▶ **Do this**
Output the records exactly as they appear, with no pictures included.

Rows from a figure dataset:
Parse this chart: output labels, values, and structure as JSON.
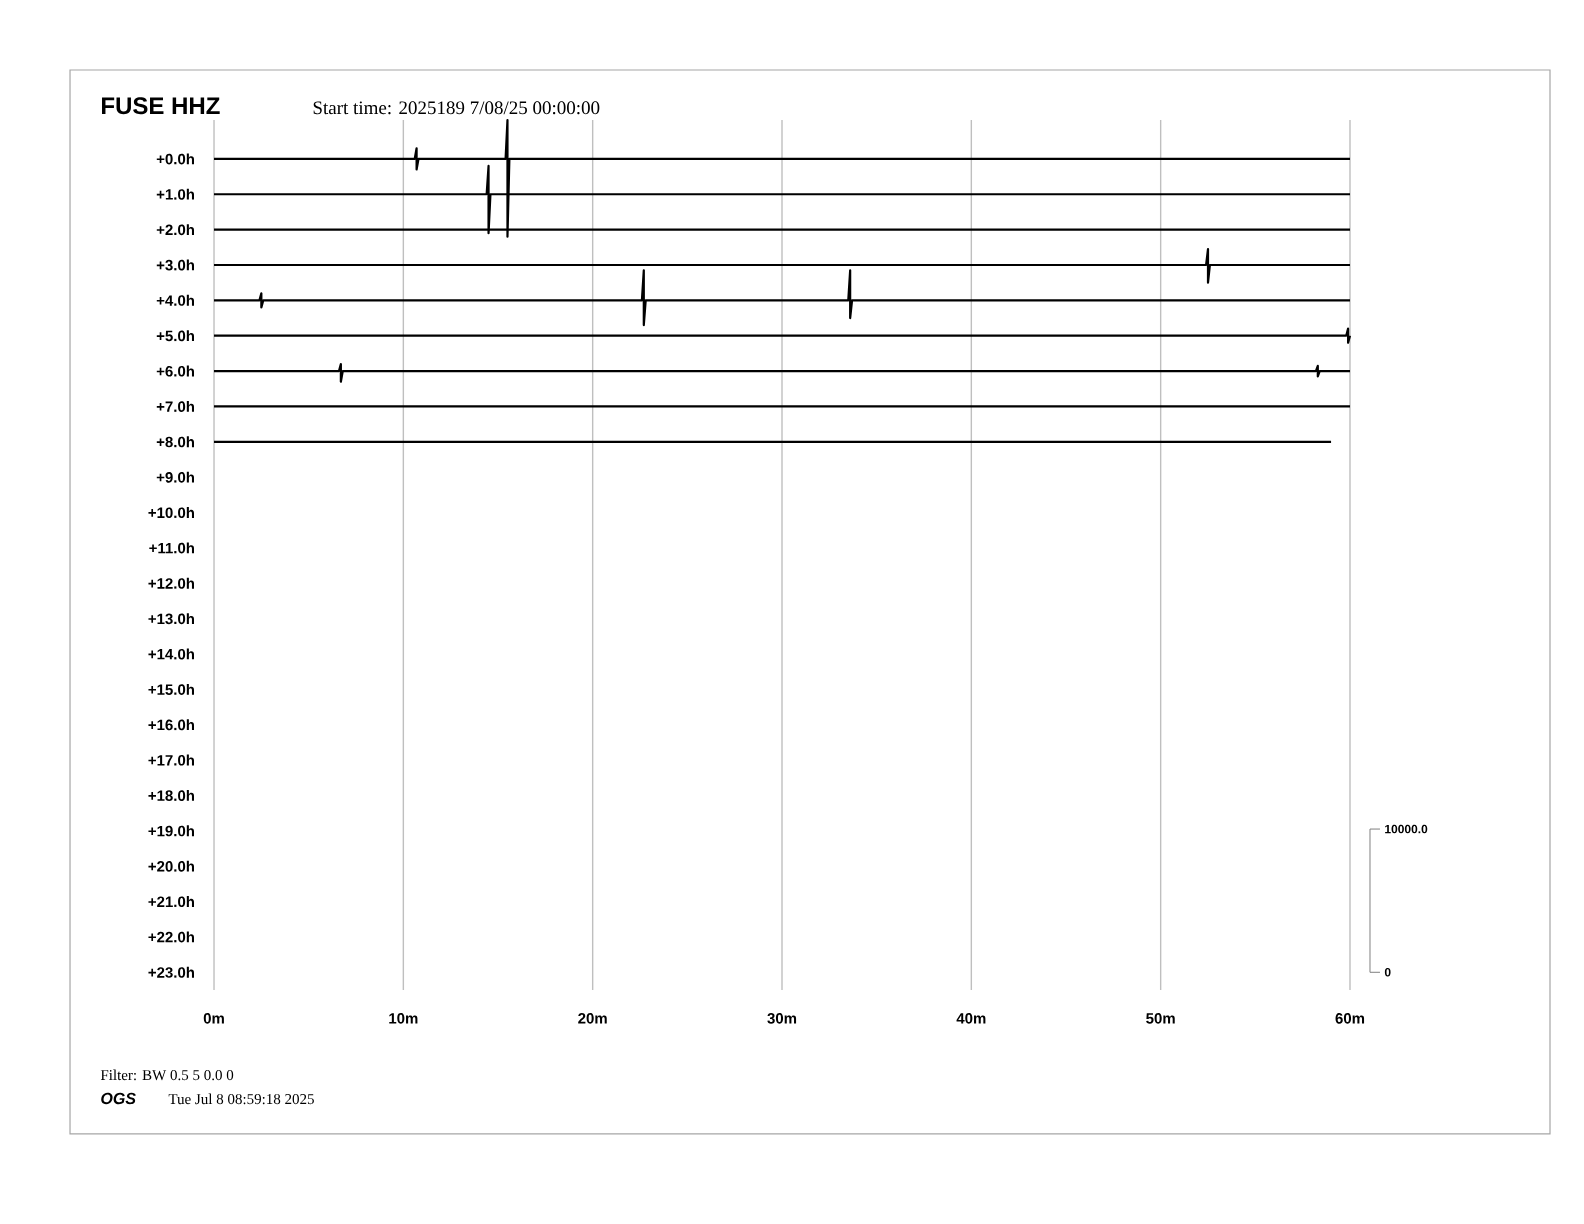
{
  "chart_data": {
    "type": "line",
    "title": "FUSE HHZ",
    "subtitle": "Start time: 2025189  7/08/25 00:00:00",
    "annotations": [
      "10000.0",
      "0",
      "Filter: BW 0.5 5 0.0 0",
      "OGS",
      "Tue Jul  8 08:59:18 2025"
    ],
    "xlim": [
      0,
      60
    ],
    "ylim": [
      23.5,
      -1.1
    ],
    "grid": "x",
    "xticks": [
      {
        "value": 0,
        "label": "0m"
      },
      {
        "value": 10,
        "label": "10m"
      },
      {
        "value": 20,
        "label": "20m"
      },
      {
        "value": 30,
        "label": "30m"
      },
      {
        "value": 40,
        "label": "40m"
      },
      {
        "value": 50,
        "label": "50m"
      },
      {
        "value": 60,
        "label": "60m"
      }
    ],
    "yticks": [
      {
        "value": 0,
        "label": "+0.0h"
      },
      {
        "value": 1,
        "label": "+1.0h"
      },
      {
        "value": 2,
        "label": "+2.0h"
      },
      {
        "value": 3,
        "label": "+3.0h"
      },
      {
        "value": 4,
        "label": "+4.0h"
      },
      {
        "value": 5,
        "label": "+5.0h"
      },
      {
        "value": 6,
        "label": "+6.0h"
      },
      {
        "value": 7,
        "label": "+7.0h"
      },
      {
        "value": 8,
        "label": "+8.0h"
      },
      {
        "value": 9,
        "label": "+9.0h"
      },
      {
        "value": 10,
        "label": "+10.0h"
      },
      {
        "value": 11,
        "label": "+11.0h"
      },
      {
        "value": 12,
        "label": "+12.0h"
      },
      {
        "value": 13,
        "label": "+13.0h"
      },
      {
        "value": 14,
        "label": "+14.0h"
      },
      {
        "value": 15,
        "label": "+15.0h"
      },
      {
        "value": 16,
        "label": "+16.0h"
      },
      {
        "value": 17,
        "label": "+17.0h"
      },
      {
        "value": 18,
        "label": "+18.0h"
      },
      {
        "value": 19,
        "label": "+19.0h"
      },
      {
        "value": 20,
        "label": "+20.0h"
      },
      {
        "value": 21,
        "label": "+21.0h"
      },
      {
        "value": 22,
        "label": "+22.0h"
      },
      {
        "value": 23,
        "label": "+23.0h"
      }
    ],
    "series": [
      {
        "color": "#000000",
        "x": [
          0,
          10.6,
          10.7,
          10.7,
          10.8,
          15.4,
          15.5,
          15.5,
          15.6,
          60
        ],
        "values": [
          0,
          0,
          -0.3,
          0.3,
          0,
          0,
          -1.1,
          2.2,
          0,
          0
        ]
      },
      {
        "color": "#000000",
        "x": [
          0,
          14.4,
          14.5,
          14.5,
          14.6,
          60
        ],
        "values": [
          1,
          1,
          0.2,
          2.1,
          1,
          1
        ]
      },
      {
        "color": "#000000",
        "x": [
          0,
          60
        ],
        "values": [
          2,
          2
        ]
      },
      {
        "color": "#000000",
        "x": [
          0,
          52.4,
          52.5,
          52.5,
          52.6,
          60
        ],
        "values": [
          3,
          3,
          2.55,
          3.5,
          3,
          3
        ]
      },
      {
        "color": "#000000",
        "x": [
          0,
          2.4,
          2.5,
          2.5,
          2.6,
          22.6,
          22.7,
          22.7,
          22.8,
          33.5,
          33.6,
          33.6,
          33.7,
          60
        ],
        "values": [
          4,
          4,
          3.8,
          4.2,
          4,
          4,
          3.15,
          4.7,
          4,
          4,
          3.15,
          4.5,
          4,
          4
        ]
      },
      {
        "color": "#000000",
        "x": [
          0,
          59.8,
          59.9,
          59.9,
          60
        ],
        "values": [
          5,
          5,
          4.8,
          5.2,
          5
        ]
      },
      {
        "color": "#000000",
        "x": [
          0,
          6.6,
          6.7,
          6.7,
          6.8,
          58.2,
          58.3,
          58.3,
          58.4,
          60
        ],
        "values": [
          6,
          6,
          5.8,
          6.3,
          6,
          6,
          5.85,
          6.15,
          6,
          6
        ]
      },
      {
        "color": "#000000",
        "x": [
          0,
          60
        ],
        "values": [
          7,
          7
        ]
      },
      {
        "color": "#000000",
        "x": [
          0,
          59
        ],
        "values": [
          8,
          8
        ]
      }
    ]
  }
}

▶ **The response**
Parse this chart: output labels, values, and structure as JSON.
{
  "chart_data": {
    "type": "line",
    "title": "FUSE HHZ",
    "subtitle": "Start time: 2025189  7/08/25 00:00:00",
    "annotations": [
      "10000.0",
      "0",
      "Filter: BW 0.5 5 0.0 0",
      "OGS",
      "Tue Jul  8 08:59:18 2025"
    ],
    "xlim": [
      0,
      60
    ],
    "ylim": [
      23.5,
      -1.1
    ],
    "grid": "x",
    "xticks": [
      {
        "value": 0,
        "label": "0m"
      },
      {
        "value": 10,
        "label": "10m"
      },
      {
        "value": 20,
        "label": "20m"
      },
      {
        "value": 30,
        "label": "30m"
      },
      {
        "value": 40,
        "label": "40m"
      },
      {
        "value": 50,
        "label": "50m"
      },
      {
        "value": 60,
        "label": "60m"
      }
    ],
    "yticks": [
      {
        "value": 0,
        "label": "+0.0h"
      },
      {
        "value": 1,
        "label": "+1.0h"
      },
      {
        "value": 2,
        "label": "+2.0h"
      },
      {
        "value": 3,
        "label": "+3.0h"
      },
      {
        "value": 4,
        "label": "+4.0h"
      },
      {
        "value": 5,
        "label": "+5.0h"
      },
      {
        "value": 6,
        "label": "+6.0h"
      },
      {
        "value": 7,
        "label": "+7.0h"
      },
      {
        "value": 8,
        "label": "+8.0h"
      },
      {
        "value": 9,
        "label": "+9.0h"
      },
      {
        "value": 10,
        "label": "+10.0h"
      },
      {
        "value": 11,
        "label": "+11.0h"
      },
      {
        "value": 12,
        "label": "+12.0h"
      },
      {
        "value": 13,
        "label": "+13.0h"
      },
      {
        "value": 14,
        "label": "+14.0h"
      },
      {
        "value": 15,
        "label": "+15.0h"
      },
      {
        "value": 16,
        "label": "+16.0h"
      },
      {
        "value": 17,
        "label": "+17.0h"
      },
      {
        "value": 18,
        "label": "+18.0h"
      },
      {
        "value": 19,
        "label": "+19.0h"
      },
      {
        "value": 20,
        "label": "+20.0h"
      },
      {
        "value": 21,
        "label": "+21.0h"
      },
      {
        "value": 22,
        "label": "+22.0h"
      },
      {
        "value": 23,
        "label": "+23.0h"
      }
    ],
    "series": [
      {
        "color": "#000000",
        "x": [
          0,
          10.6,
          10.7,
          10.7,
          10.8,
          15.4,
          15.5,
          15.5,
          15.6,
          60
        ],
        "values": [
          0,
          0,
          -0.3,
          0.3,
          0,
          0,
          -1.1,
          2.2,
          0,
          0
        ]
      },
      {
        "color": "#000000",
        "x": [
          0,
          14.4,
          14.5,
          14.5,
          14.6,
          60
        ],
        "values": [
          1,
          1,
          0.2,
          2.1,
          1,
          1
        ]
      },
      {
        "color": "#000000",
        "x": [
          0,
          60
        ],
        "values": [
          2,
          2
        ]
      },
      {
        "color": "#000000",
        "x": [
          0,
          52.4,
          52.5,
          52.5,
          52.6,
          60
        ],
        "values": [
          3,
          3,
          2.55,
          3.5,
          3,
          3
        ]
      },
      {
        "color": "#000000",
        "x": [
          0,
          2.4,
          2.5,
          2.5,
          2.6,
          22.6,
          22.7,
          22.7,
          22.8,
          33.5,
          33.6,
          33.6,
          33.7,
          60
        ],
        "values": [
          4,
          4,
          3.8,
          4.2,
          4,
          4,
          3.15,
          4.7,
          4,
          4,
          3.15,
          4.5,
          4,
          4
        ]
      },
      {
        "color": "#000000",
        "x": [
          0,
          59.8,
          59.9,
          59.9,
          60
        ],
        "values": [
          5,
          5,
          4.8,
          5.2,
          5
        ]
      },
      {
        "color": "#000000",
        "x": [
          0,
          6.6,
          6.7,
          6.7,
          6.8,
          58.2,
          58.3,
          58.3,
          58.4,
          60
        ],
        "values": [
          6,
          6,
          5.8,
          6.3,
          6,
          6,
          5.85,
          6.15,
          6,
          6
        ]
      },
      {
        "color": "#000000",
        "x": [
          0,
          60
        ],
        "values": [
          7,
          7
        ]
      },
      {
        "color": "#000000",
        "x": [
          0,
          59
        ],
        "values": [
          8,
          8
        ]
      }
    ]
  }
}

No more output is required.